Goal of the exercise
Without the pictures, write out all the lines below exactly as they appear.

Data
╭──

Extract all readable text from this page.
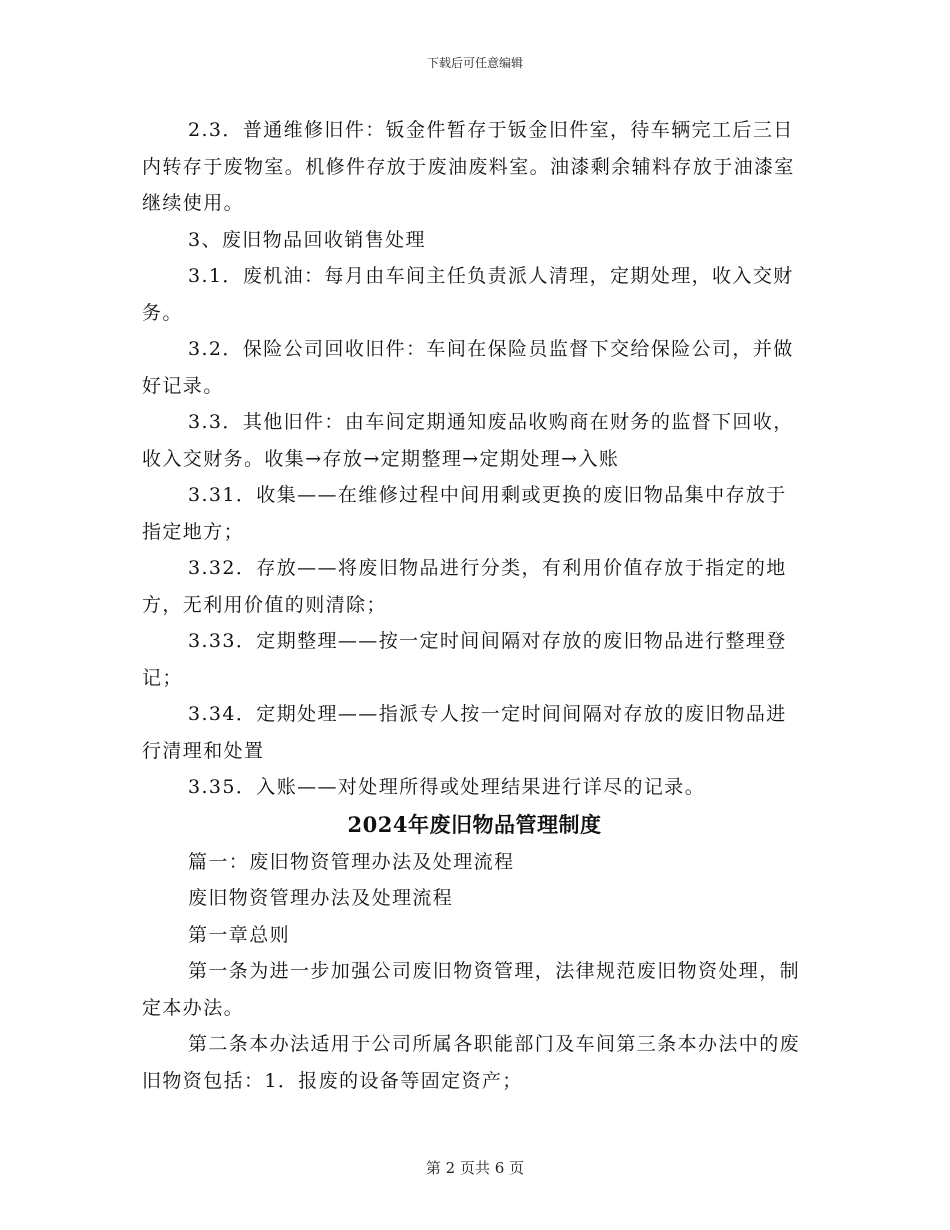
下载后可任意编辑

2.3．普通维修旧件：钣金件暂存于钣金旧件室，待车辆完工后三日内转存于废物室。机修件存放于废油废料室。油漆剩余辅料存放于油漆室继续使用。

3、废旧物品回收销售处理

3.1．废机油：每月由车间主任负责派人清理，定期处理，收入交财务。

3.2．保险公司回收旧件：车间在保险员监督下交给保险公司，并做好记录。

3.3．其他旧件：由车间定期通知废品收购商在财务的监督下回收，收入交财务。收集→存放→定期整理→定期处理→入账

3.31．收集——在维修过程中间用剩或更换的废旧物品集中存放于指定地方；

3.32．存放——将废旧物品进行分类，有利用价值存放于指定的地方，无利用价值的则清除；

3.33．定期整理——按一定时间间隔对存放的废旧物品进行整理登记；

3.34．定期处理——指派专人按一定时间间隔对存放的废旧物品进行清理和处置

3.35．入账——对处理所得或处理结果进行详尽的记录。

2024年废旧物品管理制度

篇一：废旧物资管理办法及处理流程

废旧物资管理办法及处理流程

第一章总则

第一条为进一步加强公司废旧物资管理，法律规范废旧物资处理，制定本办法。

第二条本办法适用于公司所属各职能部门及车间第三条本办法中的废旧物资包括：1．报废的设备等固定资产；

第 2 页共 6 页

╰──

Exercise result
Extract all readable text from this page.
下载后可任意编辑

2.3．普通维修旧件：钣金件暂存于钣金旧件室，待车辆完工后三日内转存于废物室。机修件存放于废油废料室。油漆剩余辅料存放于油漆室继续使用。

3、废旧物品回收销售处理

3.1．废机油：每月由车间主任负责派人清理，定期处理，收入交财务。

3.2．保险公司回收旧件：车间在保险员监督下交给保险公司，并做好记录。

3.3．其他旧件：由车间定期通知废品收购商在财务的监督下回收，收入交财务。收集→存放→定期整理→定期处理→入账

3.31．收集——在维修过程中间用剩或更换的废旧物品集中存放于指定地方；

3.32．存放——将废旧物品进行分类，有利用价值存放于指定的地方，无利用价值的则清除；

3.33．定期整理——按一定时间间隔对存放的废旧物品进行整理登记；

3.34．定期处理——指派专人按一定时间间隔对存放的废旧物品进行清理和处置

3.35．入账——对处理所得或处理结果进行详尽的记录。

2024年废旧物品管理制度

篇一：废旧物资管理办法及处理流程

废旧物资管理办法及处理流程

第一章总则

第一条为进一步加强公司废旧物资管理，法律规范废旧物资处理，制定本办法。

第二条本办法适用于公司所属各职能部门及车间第三条本办法中的废旧物资包括：1．报废的设备等固定资产；

第 2 页共 6 页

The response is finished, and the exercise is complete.